⟨

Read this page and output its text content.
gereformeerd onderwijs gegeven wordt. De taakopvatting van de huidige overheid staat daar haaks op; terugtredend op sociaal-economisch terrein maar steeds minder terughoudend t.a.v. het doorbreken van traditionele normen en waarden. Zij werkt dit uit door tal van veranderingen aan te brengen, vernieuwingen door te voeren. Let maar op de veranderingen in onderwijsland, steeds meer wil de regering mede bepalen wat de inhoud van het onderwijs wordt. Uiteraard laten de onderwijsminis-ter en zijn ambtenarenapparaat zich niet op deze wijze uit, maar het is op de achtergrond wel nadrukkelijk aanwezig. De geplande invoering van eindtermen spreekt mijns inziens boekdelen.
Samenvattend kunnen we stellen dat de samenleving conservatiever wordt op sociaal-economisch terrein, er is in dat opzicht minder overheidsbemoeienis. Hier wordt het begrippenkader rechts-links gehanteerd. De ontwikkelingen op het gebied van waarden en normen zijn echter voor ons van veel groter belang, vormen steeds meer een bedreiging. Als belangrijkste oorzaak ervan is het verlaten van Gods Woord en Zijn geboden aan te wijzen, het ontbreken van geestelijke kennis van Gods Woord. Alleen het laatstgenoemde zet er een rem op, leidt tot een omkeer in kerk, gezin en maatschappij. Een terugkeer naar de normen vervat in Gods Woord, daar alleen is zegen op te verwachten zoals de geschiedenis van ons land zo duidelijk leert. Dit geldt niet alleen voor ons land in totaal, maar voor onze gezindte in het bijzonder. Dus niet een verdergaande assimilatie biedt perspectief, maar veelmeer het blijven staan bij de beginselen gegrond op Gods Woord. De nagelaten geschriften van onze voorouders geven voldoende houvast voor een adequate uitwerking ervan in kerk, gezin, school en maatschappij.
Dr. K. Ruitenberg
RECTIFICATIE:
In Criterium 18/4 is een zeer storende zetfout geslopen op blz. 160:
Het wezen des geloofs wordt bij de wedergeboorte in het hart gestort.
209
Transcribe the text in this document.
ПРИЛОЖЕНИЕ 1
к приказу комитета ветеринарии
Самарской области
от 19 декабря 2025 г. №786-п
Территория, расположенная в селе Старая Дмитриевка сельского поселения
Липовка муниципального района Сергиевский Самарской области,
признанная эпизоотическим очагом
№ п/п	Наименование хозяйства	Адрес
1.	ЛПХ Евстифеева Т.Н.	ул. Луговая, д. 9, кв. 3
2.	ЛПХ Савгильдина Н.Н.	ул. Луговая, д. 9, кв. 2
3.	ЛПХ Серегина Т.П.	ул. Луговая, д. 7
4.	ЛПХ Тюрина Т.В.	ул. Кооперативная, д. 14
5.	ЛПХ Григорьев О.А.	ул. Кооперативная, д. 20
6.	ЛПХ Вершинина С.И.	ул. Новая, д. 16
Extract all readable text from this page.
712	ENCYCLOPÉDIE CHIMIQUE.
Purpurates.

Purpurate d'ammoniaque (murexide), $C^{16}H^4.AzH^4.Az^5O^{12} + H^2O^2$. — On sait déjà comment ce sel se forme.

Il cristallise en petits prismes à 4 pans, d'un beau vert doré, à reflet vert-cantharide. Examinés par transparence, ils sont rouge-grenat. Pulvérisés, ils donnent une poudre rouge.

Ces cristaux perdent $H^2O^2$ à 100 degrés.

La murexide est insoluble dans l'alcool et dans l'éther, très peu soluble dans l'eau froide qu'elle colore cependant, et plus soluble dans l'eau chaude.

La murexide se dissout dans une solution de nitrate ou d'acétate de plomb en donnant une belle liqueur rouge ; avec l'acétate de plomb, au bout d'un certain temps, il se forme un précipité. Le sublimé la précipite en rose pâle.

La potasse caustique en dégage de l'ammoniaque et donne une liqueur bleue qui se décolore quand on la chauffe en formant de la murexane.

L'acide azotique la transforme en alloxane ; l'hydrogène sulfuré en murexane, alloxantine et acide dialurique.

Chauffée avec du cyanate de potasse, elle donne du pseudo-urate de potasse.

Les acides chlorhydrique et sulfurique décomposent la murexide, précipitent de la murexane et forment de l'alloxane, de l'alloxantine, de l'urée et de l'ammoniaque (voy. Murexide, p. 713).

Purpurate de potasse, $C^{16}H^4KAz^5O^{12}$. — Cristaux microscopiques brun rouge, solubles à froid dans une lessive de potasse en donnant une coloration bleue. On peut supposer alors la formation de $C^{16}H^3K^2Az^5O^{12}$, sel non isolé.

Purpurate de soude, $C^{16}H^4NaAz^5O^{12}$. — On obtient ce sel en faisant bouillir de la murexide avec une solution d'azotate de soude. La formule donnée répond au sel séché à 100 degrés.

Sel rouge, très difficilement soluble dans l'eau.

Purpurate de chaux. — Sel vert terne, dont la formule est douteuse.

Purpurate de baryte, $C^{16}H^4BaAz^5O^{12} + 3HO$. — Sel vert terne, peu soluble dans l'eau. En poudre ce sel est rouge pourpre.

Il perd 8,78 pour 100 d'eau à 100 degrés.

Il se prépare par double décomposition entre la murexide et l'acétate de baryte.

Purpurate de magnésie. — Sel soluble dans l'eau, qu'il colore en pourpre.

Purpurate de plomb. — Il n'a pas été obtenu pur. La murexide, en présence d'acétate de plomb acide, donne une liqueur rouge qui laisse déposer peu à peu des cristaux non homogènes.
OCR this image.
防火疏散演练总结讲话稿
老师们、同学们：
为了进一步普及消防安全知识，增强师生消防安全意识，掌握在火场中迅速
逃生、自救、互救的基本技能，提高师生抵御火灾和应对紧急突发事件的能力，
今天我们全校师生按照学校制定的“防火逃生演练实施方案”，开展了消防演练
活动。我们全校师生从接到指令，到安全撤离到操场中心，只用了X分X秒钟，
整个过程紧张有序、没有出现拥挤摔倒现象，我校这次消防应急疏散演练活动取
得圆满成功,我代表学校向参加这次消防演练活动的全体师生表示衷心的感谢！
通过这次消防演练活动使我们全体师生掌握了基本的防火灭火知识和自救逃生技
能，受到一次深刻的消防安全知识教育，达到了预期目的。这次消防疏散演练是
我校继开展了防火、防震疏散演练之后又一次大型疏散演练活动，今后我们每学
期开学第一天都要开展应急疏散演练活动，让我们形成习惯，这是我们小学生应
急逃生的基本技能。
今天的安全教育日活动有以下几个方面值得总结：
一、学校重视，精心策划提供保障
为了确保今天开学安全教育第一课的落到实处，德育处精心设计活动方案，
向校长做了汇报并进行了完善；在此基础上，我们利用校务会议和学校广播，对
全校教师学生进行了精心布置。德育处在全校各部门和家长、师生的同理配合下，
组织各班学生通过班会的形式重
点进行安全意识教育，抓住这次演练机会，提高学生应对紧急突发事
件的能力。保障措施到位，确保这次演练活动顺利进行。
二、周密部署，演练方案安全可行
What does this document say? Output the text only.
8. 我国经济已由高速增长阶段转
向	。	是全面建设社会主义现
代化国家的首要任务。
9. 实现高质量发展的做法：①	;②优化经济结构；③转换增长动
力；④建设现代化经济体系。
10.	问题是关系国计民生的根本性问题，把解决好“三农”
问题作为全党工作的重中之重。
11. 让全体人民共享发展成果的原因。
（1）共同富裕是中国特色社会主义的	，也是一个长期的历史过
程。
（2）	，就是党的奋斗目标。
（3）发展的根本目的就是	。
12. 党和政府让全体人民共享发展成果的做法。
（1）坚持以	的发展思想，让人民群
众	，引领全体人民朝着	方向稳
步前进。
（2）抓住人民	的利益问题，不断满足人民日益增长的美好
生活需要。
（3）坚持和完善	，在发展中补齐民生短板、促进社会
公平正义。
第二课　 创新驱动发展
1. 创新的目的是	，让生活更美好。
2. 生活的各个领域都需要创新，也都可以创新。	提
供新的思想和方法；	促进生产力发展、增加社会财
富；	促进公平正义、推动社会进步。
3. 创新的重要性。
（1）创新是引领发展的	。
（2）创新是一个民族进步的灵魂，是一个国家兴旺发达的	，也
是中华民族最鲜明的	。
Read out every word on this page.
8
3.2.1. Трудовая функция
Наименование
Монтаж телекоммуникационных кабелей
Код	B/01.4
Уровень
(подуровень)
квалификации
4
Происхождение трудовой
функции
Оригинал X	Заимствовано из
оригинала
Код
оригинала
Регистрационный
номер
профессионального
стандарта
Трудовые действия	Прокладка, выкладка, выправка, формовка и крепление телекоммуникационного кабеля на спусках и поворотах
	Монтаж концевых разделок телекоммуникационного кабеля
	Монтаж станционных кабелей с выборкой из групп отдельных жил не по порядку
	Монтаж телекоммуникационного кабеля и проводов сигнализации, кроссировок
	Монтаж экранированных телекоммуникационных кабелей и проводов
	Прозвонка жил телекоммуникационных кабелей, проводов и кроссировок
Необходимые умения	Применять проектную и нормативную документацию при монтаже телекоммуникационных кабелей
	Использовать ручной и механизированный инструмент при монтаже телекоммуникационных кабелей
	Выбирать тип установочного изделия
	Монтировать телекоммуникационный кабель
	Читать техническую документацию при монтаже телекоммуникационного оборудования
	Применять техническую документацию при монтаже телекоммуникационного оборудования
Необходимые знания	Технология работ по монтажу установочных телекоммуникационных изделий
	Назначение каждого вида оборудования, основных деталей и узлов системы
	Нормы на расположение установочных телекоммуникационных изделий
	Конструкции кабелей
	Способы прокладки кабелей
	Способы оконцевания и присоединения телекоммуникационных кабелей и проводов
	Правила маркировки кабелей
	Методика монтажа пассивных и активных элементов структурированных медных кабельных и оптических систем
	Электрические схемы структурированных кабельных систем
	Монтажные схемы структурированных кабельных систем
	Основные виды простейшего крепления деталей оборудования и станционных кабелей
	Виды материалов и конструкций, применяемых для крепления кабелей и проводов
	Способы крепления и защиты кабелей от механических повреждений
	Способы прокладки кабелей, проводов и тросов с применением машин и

⟩

## Goal
Go through the records. Copy each line where "bleue" appears.

## In response
La potasse caustique en dégage de l'ammoniaque et donne une liqueur bleue qui se décolore quand on la chauffe en formant de la murexane.
Purpurate de potasse, $C^{16}H^4KAz^5O^{12}$. — Cristaux microscopiques brun rouge, solubles à froid dans une lessive de potasse en donnant une coloration bleue. On peut supposer alors la formation de $C^{16}H^3K^2Az^5O^{12}$, sel non isolé.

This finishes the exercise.